◆ **What the exercise asks**: If a line in the entries contains the word "pheS", list it.

----------------------------------------

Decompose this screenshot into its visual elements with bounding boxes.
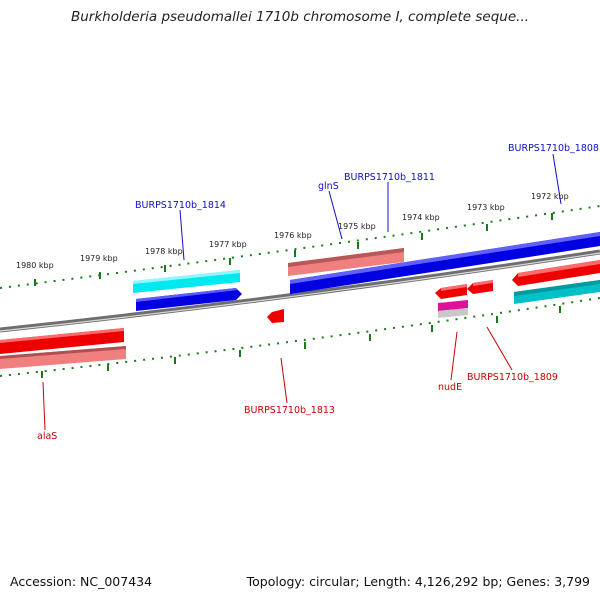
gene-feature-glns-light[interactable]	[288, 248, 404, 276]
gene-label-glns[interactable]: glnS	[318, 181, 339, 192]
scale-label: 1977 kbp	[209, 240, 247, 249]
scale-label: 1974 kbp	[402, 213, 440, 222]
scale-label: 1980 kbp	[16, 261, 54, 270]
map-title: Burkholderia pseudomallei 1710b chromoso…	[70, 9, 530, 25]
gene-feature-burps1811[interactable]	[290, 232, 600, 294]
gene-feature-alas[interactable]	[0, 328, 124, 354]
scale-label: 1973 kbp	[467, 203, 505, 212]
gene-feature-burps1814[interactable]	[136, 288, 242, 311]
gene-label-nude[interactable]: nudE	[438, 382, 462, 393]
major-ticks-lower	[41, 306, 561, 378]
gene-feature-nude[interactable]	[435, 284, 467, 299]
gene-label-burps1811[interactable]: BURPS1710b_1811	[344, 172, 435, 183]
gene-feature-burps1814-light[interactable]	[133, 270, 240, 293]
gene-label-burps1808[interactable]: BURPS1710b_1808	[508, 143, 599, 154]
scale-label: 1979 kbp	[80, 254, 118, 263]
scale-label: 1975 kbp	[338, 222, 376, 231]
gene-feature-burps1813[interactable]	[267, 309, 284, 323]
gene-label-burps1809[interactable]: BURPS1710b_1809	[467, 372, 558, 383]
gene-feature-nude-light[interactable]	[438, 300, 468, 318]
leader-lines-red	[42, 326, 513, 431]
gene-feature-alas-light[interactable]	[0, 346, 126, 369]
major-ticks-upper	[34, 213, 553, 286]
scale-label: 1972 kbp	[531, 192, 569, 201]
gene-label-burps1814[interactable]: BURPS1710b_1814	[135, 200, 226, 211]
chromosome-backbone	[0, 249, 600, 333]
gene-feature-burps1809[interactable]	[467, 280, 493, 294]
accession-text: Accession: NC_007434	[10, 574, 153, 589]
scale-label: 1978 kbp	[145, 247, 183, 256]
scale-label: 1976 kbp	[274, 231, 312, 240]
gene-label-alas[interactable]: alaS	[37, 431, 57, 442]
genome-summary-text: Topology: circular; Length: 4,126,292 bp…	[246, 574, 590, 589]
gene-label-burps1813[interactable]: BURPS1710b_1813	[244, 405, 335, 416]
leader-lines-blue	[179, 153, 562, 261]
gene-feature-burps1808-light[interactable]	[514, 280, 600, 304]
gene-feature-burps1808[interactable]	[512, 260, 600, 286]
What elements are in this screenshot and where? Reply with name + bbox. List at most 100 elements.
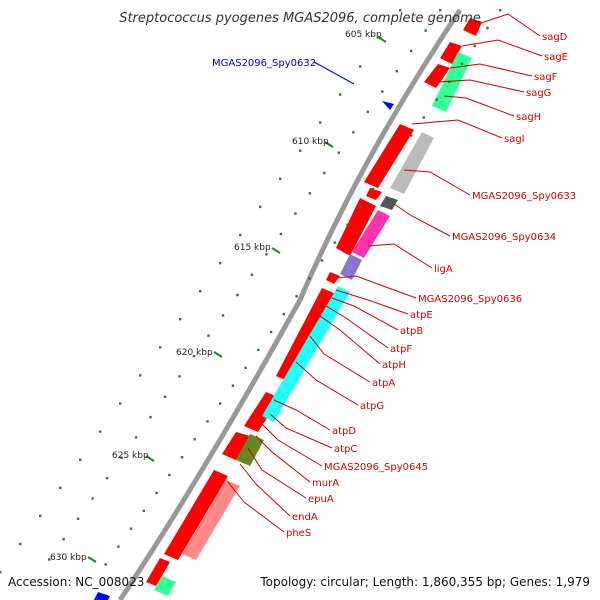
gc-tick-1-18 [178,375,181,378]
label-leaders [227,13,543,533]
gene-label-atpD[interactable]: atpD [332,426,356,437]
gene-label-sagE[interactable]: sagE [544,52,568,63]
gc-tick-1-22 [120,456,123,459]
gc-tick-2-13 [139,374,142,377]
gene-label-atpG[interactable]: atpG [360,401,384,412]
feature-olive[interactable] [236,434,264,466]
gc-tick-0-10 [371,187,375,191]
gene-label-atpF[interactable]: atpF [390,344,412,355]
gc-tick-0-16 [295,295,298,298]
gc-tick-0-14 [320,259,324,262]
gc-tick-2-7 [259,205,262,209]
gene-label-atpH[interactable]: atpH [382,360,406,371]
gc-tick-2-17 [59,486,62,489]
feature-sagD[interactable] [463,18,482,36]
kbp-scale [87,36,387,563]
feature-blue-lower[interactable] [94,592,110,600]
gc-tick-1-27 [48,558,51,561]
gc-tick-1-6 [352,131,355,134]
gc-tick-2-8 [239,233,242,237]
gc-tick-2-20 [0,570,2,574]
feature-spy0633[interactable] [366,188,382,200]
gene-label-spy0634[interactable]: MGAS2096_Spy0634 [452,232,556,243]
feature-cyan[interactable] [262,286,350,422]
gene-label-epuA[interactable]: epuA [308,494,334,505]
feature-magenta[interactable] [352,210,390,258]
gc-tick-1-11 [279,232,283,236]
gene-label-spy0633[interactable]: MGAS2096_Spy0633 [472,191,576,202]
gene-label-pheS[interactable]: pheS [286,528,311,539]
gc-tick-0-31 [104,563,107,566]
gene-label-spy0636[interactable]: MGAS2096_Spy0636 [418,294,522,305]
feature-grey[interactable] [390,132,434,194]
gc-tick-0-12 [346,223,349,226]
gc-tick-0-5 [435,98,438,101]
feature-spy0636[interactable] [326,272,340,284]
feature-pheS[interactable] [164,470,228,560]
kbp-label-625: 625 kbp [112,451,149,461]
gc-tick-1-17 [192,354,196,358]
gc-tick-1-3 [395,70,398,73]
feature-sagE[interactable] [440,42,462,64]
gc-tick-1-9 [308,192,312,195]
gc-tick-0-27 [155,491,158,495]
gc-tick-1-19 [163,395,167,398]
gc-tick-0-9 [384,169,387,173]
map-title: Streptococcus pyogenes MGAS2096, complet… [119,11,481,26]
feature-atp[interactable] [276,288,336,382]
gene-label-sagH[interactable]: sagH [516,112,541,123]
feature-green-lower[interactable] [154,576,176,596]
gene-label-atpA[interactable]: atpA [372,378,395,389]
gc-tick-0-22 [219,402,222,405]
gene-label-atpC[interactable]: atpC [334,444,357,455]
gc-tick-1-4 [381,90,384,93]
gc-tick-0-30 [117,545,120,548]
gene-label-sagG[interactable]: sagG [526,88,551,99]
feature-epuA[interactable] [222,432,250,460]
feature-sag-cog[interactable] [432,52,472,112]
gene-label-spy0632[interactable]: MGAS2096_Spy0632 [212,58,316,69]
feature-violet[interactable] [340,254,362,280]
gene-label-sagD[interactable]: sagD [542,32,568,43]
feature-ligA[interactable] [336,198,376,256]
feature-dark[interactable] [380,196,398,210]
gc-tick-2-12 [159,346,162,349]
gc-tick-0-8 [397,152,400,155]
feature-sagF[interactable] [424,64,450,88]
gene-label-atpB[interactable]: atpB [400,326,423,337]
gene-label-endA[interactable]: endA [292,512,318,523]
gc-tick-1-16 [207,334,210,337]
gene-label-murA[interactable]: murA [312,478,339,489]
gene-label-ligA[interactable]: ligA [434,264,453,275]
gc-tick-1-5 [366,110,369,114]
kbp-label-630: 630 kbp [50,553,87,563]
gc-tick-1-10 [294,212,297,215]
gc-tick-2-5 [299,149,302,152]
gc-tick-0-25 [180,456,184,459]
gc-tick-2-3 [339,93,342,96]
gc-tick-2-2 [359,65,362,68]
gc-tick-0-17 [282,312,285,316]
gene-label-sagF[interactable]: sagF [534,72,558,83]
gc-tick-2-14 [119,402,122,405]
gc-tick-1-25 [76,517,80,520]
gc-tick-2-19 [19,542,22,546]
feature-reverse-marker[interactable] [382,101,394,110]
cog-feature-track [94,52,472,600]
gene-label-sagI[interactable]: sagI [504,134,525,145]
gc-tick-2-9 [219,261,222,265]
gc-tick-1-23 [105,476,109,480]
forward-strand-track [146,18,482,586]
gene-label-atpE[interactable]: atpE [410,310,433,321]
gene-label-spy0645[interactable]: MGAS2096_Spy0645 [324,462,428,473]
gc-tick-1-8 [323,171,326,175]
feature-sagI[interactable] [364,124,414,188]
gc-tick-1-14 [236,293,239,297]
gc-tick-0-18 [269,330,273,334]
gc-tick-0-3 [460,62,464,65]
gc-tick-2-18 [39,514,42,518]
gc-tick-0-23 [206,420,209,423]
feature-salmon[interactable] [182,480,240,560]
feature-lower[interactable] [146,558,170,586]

----------------------------------------

◆ **Problem solution**:
gene-label-pheS[interactable]: pheS [286,528,311,539]
feature-pheS[interactable] [164,470,228,560]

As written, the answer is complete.